__INPUT MATERIAL__:
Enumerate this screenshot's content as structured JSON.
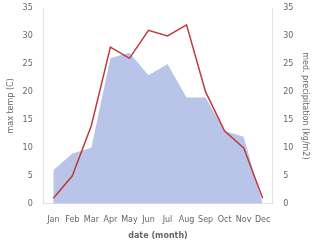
{
  "chart_data": {
    "type": "line",
    "categories": [
      "Jan",
      "Feb",
      "Mar",
      "Apr",
      "May",
      "Jun",
      "Jul",
      "Aug",
      "Sep",
      "Oct",
      "Nov",
      "Dec"
    ],
    "series": [
      {
        "type": "area",
        "color": "#b8c4e8",
        "axis": "y2",
        "values": [
          6,
          9,
          10,
          26,
          27,
          23,
          25,
          19,
          19,
          13,
          12,
          0
        ]
      },
      {
        "type": "line",
        "color": "#c0393b",
        "values": [
          1,
          5,
          14,
          28,
          26,
          31,
          30,
          32,
          20,
          13,
          10,
          1
        ]
      }
    ],
    "xlabel": "date (month)",
    "ylabel": "max temp (C)",
    "y2label": "med. precipitation (kg/m2)",
    "ylim": [
      0,
      35
    ],
    "yticks": [
      0,
      5,
      10,
      15,
      20,
      25,
      30,
      35
    ],
    "y2lim": [
      0,
      35
    ],
    "y2ticks": [
      0,
      5,
      10,
      15,
      20,
      25,
      30,
      35
    ],
    "grid": false
  }
}
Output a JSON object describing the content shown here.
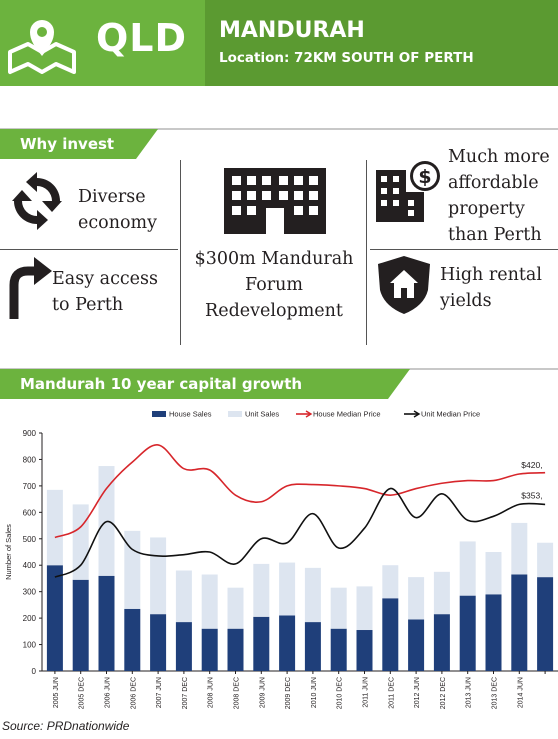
{
  "header": {
    "state": "QLD",
    "title": "MANDURAH",
    "location": "Location: 72KM SOUTH OF PERTH"
  },
  "why_invest": {
    "heading": "Why invest",
    "items": [
      {
        "label": "Diverse economy",
        "icon": "recycle-arrows-icon"
      },
      {
        "label": "Easy access to Perth",
        "icon": "turn-arrow-icon"
      },
      {
        "label": "$300m Mandurah Forum Redevelopment",
        "icon": "building-icon"
      },
      {
        "label": "Much more affordable property than Perth",
        "icon": "building-dollar-icon"
      },
      {
        "label": "High rental yields",
        "icon": "house-shield-icon"
      }
    ]
  },
  "growth_section": {
    "heading": "Mandurah 10 year capital growth"
  },
  "chart_data": {
    "type": "bar",
    "title": "",
    "ylabel": "Number of Sales",
    "xlabel": "",
    "ylim": [
      0,
      900
    ],
    "yticks": [
      0,
      100,
      200,
      300,
      400,
      500,
      600,
      700,
      800,
      900
    ],
    "grid": false,
    "stacked": true,
    "legend_position": "top",
    "categories": [
      "2005 JUN",
      "2005 DEC",
      "2006 JUN",
      "2006 DEC",
      "2007 JUN",
      "2007 DEC",
      "2008 JUN",
      "2008 DEC",
      "2009 JUN",
      "2009 DEC",
      "2010 JUN",
      "2010 DEC",
      "2011 JUN",
      "2011 DEC",
      "2012 JUN",
      "2012 DEC",
      "2013 JUN",
      "2013 DEC",
      "2014 JUN",
      ""
    ],
    "series": [
      {
        "name": "House Sales",
        "kind": "bar",
        "color": "#1f3f7a",
        "values": [
          400,
          345,
          360,
          235,
          215,
          185,
          160,
          160,
          205,
          210,
          185,
          160,
          155,
          275,
          195,
          215,
          285,
          290,
          365,
          355
        ]
      },
      {
        "name": "Unit Sales",
        "kind": "bar",
        "color": "#dde5f0",
        "values": [
          285,
          285,
          415,
          295,
          290,
          195,
          205,
          155,
          200,
          200,
          205,
          155,
          165,
          125,
          160,
          160,
          205,
          160,
          195,
          130
        ]
      },
      {
        "name": "House Median Price",
        "kind": "line",
        "color": "#d7262b",
        "end_label": "$420,",
        "values": [
          505,
          545,
          690,
          790,
          855,
          765,
          760,
          665,
          640,
          700,
          705,
          700,
          690,
          665,
          690,
          710,
          720,
          720,
          745,
          750
        ]
      },
      {
        "name": "Unit Median Price",
        "kind": "line",
        "color": "#111111",
        "end_label": "$353,",
        "values": [
          355,
          400,
          565,
          460,
          435,
          440,
          450,
          405,
          500,
          485,
          595,
          465,
          540,
          690,
          580,
          670,
          570,
          585,
          630,
          630
        ]
      }
    ]
  },
  "source": "Source: PRDnationwide"
}
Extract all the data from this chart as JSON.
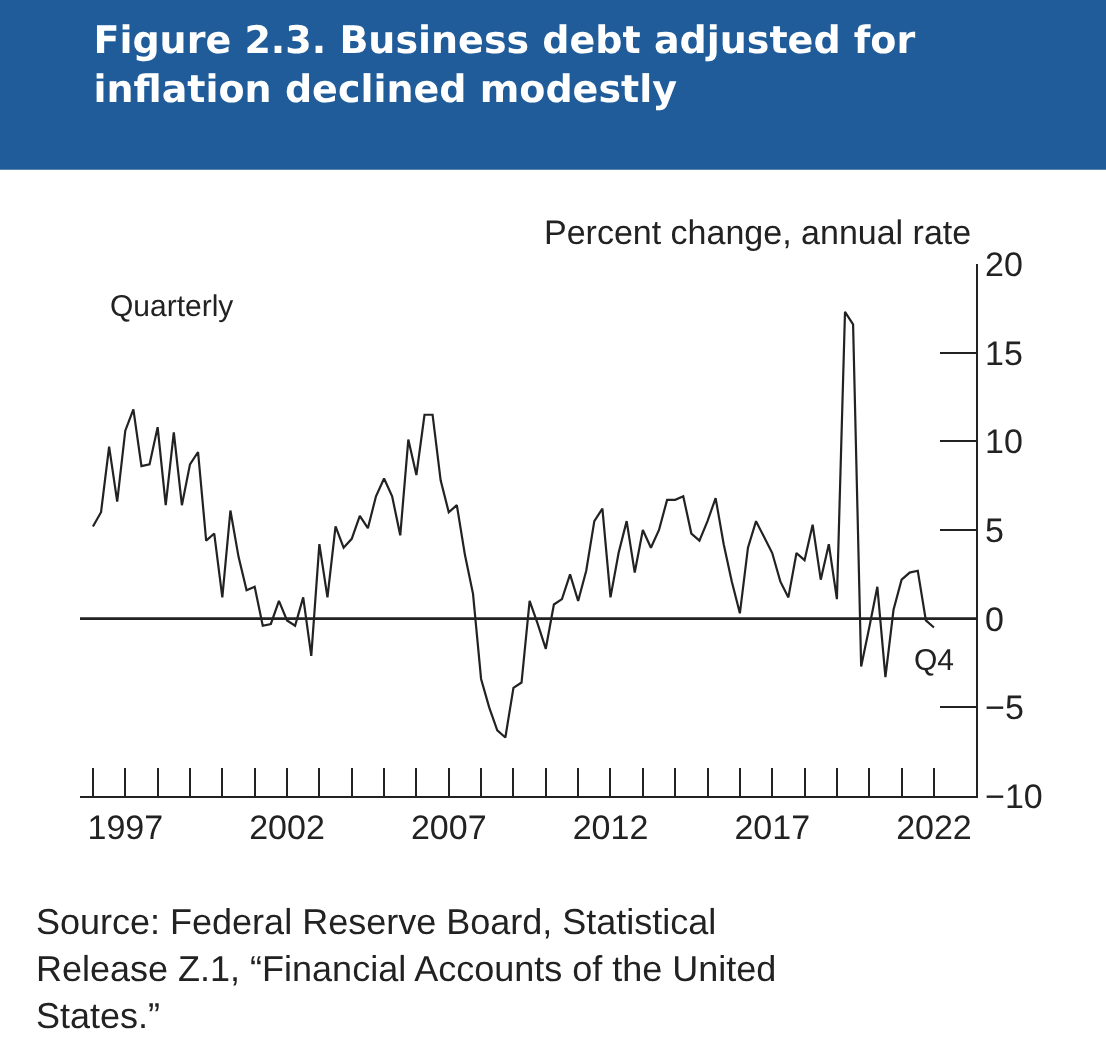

__TASK STATEMENT__: Every record gets retyped exactly; no picture goes into the copy.

__RESPONSE__:
Enumerate this screenshot's content as structured JSON.
{
  "chart_data": {
    "type": "line",
    "categories": [
      "Jan",
      "Feb",
      "Mar",
      "Apr",
      "May",
      "Jun",
      "Jul",
      "Aug",
      "Sep",
      "Oct",
      "Nov",
      "Dec"
    ],
    "series": [
      {
        "type": "area",
        "color": "#b8c4e8",
        "axis": "y2",
        "values": [
          6,
          9,
          10,
          26,
          27,
          23,
          25,
          19,
          19,
          13,
          12,
          0
        ]
      },
      {
        "type": "line",
        "color": "#c0393b",
        "values": [
          1,
          5,
          14,
          28,
          26,
          31,
          30,
          32,
          20,
          13,
          10,
          1
        ]
      }
    ],
    "xlabel": "date (month)",
    "ylabel": "max temp (C)",
    "y2label": "med. precipitation (kg/m2)",
    "ylim": [
      0,
      35
    ],
    "yticks": [
      0,
      5,
      10,
      15,
      20,
      25,
      30,
      35
    ],
    "y2lim": [
      0,
      35
    ],
    "y2ticks": [
      0,
      5,
      10,
      15,
      20,
      25,
      30,
      35
    ],
    "grid": false
  }
}
Output a JSON object describing the content shown here.
{
  "header": {
    "state": "QLD",
    "title": "MANDURAH",
    "location": "Location: 72KM SOUTH OF PERTH"
  },
  "why_invest": {
    "heading": "Why invest",
    "items": [
      {
        "label": "Diverse economy",
        "icon": "recycle-arrows-icon"
      },
      {
        "label": "Easy access to Perth",
        "icon": "turn-arrow-icon"
      },
      {
        "label": "$300m Mandurah Forum Redevelopment",
        "icon": "building-icon"
      },
      {
        "label": "Much more affordable property than Perth",
        "icon": "building-dollar-icon"
      },
      {
        "label": "High rental yields",
        "icon": "house-shield-icon"
      }
    ]
  },
  "growth_section": {
    "heading": "Mandurah 10 year capital growth"
  },
  "chart_data": {
    "type": "bar",
    "title": "",
    "ylabel": "Number of Sales",
    "xlabel": "",
    "ylim": [
      0,
      900
    ],
    "yticks": [
      0,
      100,
      200,
      300,
      400,
      500,
      600,
      700,
      800,
      900
    ],
    "grid": false,
    "stacked": true,
    "legend_position": "top",
    "categories": [
      "2005 JUN",
      "2005 DEC",
      "2006 JUN",
      "2006 DEC",
      "2007 JUN",
      "2007 DEC",
      "2008 JUN",
      "2008 DEC",
      "2009 JUN",
      "2009 DEC",
      "2010 JUN",
      "2010 DEC",
      "2011 JUN",
      "2011 DEC",
      "2012 JUN",
      "2012 DEC",
      "2013 JUN",
      "2013 DEC",
      "2014 JUN",
      ""
    ],
    "series": [
      {
        "name": "House Sales",
        "kind": "bar",
        "color": "#1f3f7a",
        "values": [
          400,
          345,
          360,
          235,
          215,
          185,
          160,
          160,
          205,
          210,
          185,
          160,
          155,
          275,
          195,
          215,
          285,
          290,
          365,
          355
        ]
      },
      {
        "name": "Unit Sales",
        "kind": "bar",
        "color": "#dde5f0",
        "values": [
          285,
          285,
          415,
          295,
          290,
          195,
          205,
          155,
          200,
          200,
          205,
          155,
          165,
          125,
          160,
          160,
          205,
          160,
          195,
          130
        ]
      },
      {
        "name": "House Median Price",
        "kind": "line",
        "color": "#d7262b",
        "end_label": "$420,",
        "values": [
          505,
          545,
          690,
          790,
          855,
          765,
          760,
          665,
          640,
          700,
          705,
          700,
          690,
          665,
          690,
          710,
          720,
          720,
          745,
          750
        ]
      },
      {
        "name": "Unit Median Price",
        "kind": "line",
        "color": "#111111",
        "end_label": "$353,",
        "values": [
          355,
          400,
          565,
          460,
          435,
          440,
          450,
          405,
          500,
          485,
          595,
          465,
          540,
          690,
          580,
          670,
          570,
          585,
          630,
          630
        ]
      }
    ]
  },
  "source": "Source: PRDnationwide"
}
Extract all the data from this chart as JSON.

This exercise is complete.